## Begin Data for this task
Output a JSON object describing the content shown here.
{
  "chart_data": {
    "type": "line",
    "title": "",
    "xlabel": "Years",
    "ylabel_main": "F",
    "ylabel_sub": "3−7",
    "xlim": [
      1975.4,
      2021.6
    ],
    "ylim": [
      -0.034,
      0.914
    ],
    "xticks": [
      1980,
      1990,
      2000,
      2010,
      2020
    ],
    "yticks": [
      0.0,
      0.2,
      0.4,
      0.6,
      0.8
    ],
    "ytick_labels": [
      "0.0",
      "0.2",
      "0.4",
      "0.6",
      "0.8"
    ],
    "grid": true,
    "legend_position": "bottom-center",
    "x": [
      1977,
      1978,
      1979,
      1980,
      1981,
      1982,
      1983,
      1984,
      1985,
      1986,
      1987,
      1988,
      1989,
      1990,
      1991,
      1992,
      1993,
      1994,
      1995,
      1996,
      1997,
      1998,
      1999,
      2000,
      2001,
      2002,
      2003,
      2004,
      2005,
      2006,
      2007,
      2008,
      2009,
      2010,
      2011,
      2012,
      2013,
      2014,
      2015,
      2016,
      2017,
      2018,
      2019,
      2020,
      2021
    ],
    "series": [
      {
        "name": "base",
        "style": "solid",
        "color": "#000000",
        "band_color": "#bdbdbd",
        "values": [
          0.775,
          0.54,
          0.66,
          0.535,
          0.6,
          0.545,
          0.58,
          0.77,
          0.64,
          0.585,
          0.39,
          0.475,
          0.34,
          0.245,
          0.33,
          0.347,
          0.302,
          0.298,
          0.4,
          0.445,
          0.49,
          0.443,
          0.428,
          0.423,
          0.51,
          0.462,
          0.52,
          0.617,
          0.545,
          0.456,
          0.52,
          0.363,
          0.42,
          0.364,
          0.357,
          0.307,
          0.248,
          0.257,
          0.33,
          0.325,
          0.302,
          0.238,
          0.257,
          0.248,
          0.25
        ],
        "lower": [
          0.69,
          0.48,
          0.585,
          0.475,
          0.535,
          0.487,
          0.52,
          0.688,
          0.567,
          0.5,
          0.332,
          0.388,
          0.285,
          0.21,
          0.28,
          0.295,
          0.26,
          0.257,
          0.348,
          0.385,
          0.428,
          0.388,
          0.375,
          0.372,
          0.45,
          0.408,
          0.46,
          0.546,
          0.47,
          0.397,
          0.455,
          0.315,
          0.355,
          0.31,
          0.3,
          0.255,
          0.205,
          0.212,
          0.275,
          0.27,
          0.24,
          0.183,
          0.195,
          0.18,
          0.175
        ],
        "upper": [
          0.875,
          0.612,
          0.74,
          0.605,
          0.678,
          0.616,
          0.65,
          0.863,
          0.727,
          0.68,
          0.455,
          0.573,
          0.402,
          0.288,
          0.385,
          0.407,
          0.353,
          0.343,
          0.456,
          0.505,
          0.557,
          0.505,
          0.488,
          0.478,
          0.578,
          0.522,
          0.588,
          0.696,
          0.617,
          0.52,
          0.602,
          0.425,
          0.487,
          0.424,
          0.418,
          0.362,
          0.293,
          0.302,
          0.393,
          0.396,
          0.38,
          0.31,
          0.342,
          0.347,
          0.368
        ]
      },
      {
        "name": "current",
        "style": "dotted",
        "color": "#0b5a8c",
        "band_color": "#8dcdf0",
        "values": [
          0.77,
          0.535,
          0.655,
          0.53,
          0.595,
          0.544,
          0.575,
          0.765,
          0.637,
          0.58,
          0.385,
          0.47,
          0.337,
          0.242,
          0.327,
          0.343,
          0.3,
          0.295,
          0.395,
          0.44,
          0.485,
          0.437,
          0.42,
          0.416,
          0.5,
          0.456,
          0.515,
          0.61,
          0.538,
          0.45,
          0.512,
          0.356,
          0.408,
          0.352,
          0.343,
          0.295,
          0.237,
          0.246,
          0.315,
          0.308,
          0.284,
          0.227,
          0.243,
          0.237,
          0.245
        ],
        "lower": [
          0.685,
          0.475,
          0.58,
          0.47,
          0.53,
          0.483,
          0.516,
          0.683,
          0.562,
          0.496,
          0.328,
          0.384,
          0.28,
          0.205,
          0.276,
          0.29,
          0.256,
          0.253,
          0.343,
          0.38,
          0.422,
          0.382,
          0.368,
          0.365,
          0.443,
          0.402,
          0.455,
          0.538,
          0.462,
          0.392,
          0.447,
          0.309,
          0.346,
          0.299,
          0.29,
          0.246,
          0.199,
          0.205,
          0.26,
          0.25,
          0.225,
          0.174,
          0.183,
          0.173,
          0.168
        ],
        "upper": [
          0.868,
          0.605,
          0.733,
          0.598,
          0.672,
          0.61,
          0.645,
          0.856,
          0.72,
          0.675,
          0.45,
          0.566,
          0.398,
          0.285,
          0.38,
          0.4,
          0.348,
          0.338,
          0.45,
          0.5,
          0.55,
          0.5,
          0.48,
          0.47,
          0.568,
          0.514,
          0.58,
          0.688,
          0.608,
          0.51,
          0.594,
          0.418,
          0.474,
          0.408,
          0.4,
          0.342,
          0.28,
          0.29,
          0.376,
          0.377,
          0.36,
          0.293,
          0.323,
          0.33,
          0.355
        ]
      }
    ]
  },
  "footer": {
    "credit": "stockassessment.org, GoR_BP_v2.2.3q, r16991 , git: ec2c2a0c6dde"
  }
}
## End Data for this task
▶ **Written problem**
Write out the data again, exactly and in full.

▶ **Answer to this task**
Output a JSON object describing the content shown here.
{
  "chart_data": {
    "type": "line",
    "title": "",
    "xlabel": "Years",
    "ylabel_main": "F",
    "ylabel_sub": "3−7",
    "xlim": [
      1975.4,
      2021.6
    ],
    "ylim": [
      -0.034,
      0.914
    ],
    "xticks": [
      1980,
      1990,
      2000,
      2010,
      2020
    ],
    "yticks": [
      0.0,
      0.2,
      0.4,
      0.6,
      0.8
    ],
    "ytick_labels": [
      "0.0",
      "0.2",
      "0.4",
      "0.6",
      "0.8"
    ],
    "grid": true,
    "legend_position": "bottom-center",
    "x": [
      1977,
      1978,
      1979,
      1980,
      1981,
      1982,
      1983,
      1984,
      1985,
      1986,
      1987,
      1988,
      1989,
      1990,
      1991,
      1992,
      1993,
      1994,
      1995,
      1996,
      1997,
      1998,
      1999,
      2000,
      2001,
      2002,
      2003,
      2004,
      2005,
      2006,
      2007,
      2008,
      2009,
      2010,
      2011,
      2012,
      2013,
      2014,
      2015,
      2016,
      2017,
      2018,
      2019,
      2020,
      2021
    ],
    "series": [
      {
        "name": "base",
        "style": "solid",
        "color": "#000000",
        "band_color": "#bdbdbd",
        "values": [
          0.775,
          0.54,
          0.66,
          0.535,
          0.6,
          0.545,
          0.58,
          0.77,
          0.64,
          0.585,
          0.39,
          0.475,
          0.34,
          0.245,
          0.33,
          0.347,
          0.302,
          0.298,
          0.4,
          0.445,
          0.49,
          0.443,
          0.428,
          0.423,
          0.51,
          0.462,
          0.52,
          0.617,
          0.545,
          0.456,
          0.52,
          0.363,
          0.42,
          0.364,
          0.357,
          0.307,
          0.248,
          0.257,
          0.33,
          0.325,
          0.302,
          0.238,
          0.257,
          0.248,
          0.25
        ],
        "lower": [
          0.69,
          0.48,
          0.585,
          0.475,
          0.535,
          0.487,
          0.52,
          0.688,
          0.567,
          0.5,
          0.332,
          0.388,
          0.285,
          0.21,
          0.28,
          0.295,
          0.26,
          0.257,
          0.348,
          0.385,
          0.428,
          0.388,
          0.375,
          0.372,
          0.45,
          0.408,
          0.46,
          0.546,
          0.47,
          0.397,
          0.455,
          0.315,
          0.355,
          0.31,
          0.3,
          0.255,
          0.205,
          0.212,
          0.275,
          0.27,
          0.24,
          0.183,
          0.195,
          0.18,
          0.175
        ],
        "upper": [
          0.875,
          0.612,
          0.74,
          0.605,
          0.678,
          0.616,
          0.65,
          0.863,
          0.727,
          0.68,
          0.455,
          0.573,
          0.402,
          0.288,
          0.385,
          0.407,
          0.353,
          0.343,
          0.456,
          0.505,
          0.557,
          0.505,
          0.488,
          0.478,
          0.578,
          0.522,
          0.588,
          0.696,
          0.617,
          0.52,
          0.602,
          0.425,
          0.487,
          0.424,
          0.418,
          0.362,
          0.293,
          0.302,
          0.393,
          0.396,
          0.38,
          0.31,
          0.342,
          0.347,
          0.368
        ]
      },
      {
        "name": "current",
        "style": "dotted",
        "color": "#0b5a8c",
        "band_color": "#8dcdf0",
        "values": [
          0.77,
          0.535,
          0.655,
          0.53,
          0.595,
          0.544,
          0.575,
          0.765,
          0.637,
          0.58,
          0.385,
          0.47,
          0.337,
          0.242,
          0.327,
          0.343,
          0.3,
          0.295,
          0.395,
          0.44,
          0.485,
          0.437,
          0.42,
          0.416,
          0.5,
          0.456,
          0.515,
          0.61,
          0.538,
          0.45,
          0.512,
          0.356,
          0.408,
          0.352,
          0.343,
          0.295,
          0.237,
          0.246,
          0.315,
          0.308,
          0.284,
          0.227,
          0.243,
          0.237,
          0.245
        ],
        "lower": [
          0.685,
          0.475,
          0.58,
          0.47,
          0.53,
          0.483,
          0.516,
          0.683,
          0.562,
          0.496,
          0.328,
          0.384,
          0.28,
          0.205,
          0.276,
          0.29,
          0.256,
          0.253,
          0.343,
          0.38,
          0.422,
          0.382,
          0.368,
          0.365,
          0.443,
          0.402,
          0.455,
          0.538,
          0.462,
          0.392,
          0.447,
          0.309,
          0.346,
          0.299,
          0.29,
          0.246,
          0.199,
          0.205,
          0.26,
          0.25,
          0.225,
          0.174,
          0.183,
          0.173,
          0.168
        ],
        "upper": [
          0.868,
          0.605,
          0.733,
          0.598,
          0.672,
          0.61,
          0.645,
          0.856,
          0.72,
          0.675,
          0.45,
          0.566,
          0.398,
          0.285,
          0.38,
          0.4,
          0.348,
          0.338,
          0.45,
          0.5,
          0.55,
          0.5,
          0.48,
          0.47,
          0.568,
          0.514,
          0.58,
          0.688,
          0.608,
          0.51,
          0.594,
          0.418,
          0.474,
          0.408,
          0.4,
          0.342,
          0.28,
          0.29,
          0.376,
          0.377,
          0.36,
          0.293,
          0.323,
          0.33,
          0.355
        ]
      }
    ]
  },
  "footer": {
    "credit": "stockassessment.org, GoR_BP_v2.2.3q, r16991 , git: ec2c2a0c6dde"
  }
}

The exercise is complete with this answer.